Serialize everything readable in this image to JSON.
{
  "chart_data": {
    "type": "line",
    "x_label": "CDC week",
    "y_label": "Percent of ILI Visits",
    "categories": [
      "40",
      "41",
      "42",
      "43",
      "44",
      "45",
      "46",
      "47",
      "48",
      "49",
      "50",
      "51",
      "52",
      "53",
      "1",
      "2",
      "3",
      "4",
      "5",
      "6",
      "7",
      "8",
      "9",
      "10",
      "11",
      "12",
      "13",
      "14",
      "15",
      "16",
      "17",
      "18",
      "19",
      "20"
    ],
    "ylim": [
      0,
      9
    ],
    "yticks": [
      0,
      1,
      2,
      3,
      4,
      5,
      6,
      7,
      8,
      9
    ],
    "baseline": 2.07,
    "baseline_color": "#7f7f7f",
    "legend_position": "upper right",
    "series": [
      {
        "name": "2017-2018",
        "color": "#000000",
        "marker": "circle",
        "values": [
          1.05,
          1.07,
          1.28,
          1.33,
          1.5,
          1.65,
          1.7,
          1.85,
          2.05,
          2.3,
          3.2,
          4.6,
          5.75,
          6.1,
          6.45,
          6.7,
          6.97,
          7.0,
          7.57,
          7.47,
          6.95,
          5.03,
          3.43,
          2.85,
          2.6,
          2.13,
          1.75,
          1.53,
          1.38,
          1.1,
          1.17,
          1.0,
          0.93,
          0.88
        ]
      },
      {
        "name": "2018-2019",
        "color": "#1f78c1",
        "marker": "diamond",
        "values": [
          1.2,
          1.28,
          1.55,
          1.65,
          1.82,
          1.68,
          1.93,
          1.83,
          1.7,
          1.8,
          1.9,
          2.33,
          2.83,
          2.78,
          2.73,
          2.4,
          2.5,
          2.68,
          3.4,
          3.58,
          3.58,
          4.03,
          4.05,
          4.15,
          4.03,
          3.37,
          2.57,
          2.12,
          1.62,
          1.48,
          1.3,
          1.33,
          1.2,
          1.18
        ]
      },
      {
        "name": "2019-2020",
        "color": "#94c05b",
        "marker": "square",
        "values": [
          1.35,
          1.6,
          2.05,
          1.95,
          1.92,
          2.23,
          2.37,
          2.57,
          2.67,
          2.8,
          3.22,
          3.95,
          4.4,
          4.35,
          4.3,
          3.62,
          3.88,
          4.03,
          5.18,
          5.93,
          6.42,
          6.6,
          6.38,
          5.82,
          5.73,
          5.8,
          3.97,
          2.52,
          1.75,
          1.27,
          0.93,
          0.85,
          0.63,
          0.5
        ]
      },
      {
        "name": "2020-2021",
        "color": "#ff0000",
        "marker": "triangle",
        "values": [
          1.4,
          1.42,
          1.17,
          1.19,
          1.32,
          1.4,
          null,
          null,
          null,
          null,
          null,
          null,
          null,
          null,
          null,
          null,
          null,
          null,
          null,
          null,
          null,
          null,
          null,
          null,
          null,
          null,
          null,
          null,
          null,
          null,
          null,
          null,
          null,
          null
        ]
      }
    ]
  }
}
——————
Output the entries verbatim.

Serialize everything readable in this image to JSON.
{
  "chart_data": {
    "type": "line",
    "x_label": "CDC week",
    "y_label": "Percent of ILI Visits",
    "categories": [
      "40",
      "41",
      "42",
      "43",
      "44",
      "45",
      "46",
      "47",
      "48",
      "49",
      "50",
      "51",
      "52",
      "53",
      "1",
      "2",
      "3",
      "4",
      "5",
      "6",
      "7",
      "8",
      "9",
      "10",
      "11",
      "12",
      "13",
      "14",
      "15",
      "16",
      "17",
      "18",
      "19",
      "20"
    ],
    "ylim": [
      0,
      9
    ],
    "yticks": [
      0,
      1,
      2,
      3,
      4,
      5,
      6,
      7,
      8,
      9
    ],
    "baseline": 2.07,
    "baseline_color": "#7f7f7f",
    "legend_position": "upper right",
    "series": [
      {
        "name": "2017-2018",
        "color": "#000000",
        "marker": "circle",
        "values": [
          1.05,
          1.07,
          1.28,
          1.33,
          1.5,
          1.65,
          1.7,
          1.85,
          2.05,
          2.3,
          3.2,
          4.6,
          5.75,
          6.1,
          6.45,
          6.7,
          6.97,
          7.0,
          7.57,
          7.47,
          6.95,
          5.03,
          3.43,
          2.85,
          2.6,
          2.13,
          1.75,
          1.53,
          1.38,
          1.1,
          1.17,
          1.0,
          0.93,
          0.88
        ]
      },
      {
        "name": "2018-2019",
        "color": "#1f78c1",
        "marker": "diamond",
        "values": [
          1.2,
          1.28,
          1.55,
          1.65,
          1.82,
          1.68,
          1.93,
          1.83,
          1.7,
          1.8,
          1.9,
          2.33,
          2.83,
          2.78,
          2.73,
          2.4,
          2.5,
          2.68,
          3.4,
          3.58,
          3.58,
          4.03,
          4.05,
          4.15,
          4.03,
          3.37,
          2.57,
          2.12,
          1.62,
          1.48,
          1.3,
          1.33,
          1.2,
          1.18
        ]
      },
      {
        "name": "2019-2020",
        "color": "#94c05b",
        "marker": "square",
        "values": [
          1.35,
          1.6,
          2.05,
          1.95,
          1.92,
          2.23,
          2.37,
          2.57,
          2.67,
          2.8,
          3.22,
          3.95,
          4.4,
          4.35,
          4.3,
          3.62,
          3.88,
          4.03,
          5.18,
          5.93,
          6.42,
          6.6,
          6.38,
          5.82,
          5.73,
          5.8,
          3.97,
          2.52,
          1.75,
          1.27,
          0.93,
          0.85,
          0.63,
          0.5
        ]
      },
      {
        "name": "2020-2021",
        "color": "#ff0000",
        "marker": "triangle",
        "values": [
          1.4,
          1.42,
          1.17,
          1.19,
          1.32,
          1.4,
          null,
          null,
          null,
          null,
          null,
          null,
          null,
          null,
          null,
          null,
          null,
          null,
          null,
          null,
          null,
          null,
          null,
          null,
          null,
          null,
          null,
          null,
          null,
          null,
          null,
          null,
          null,
          null
        ]
      }
    ]
  }
}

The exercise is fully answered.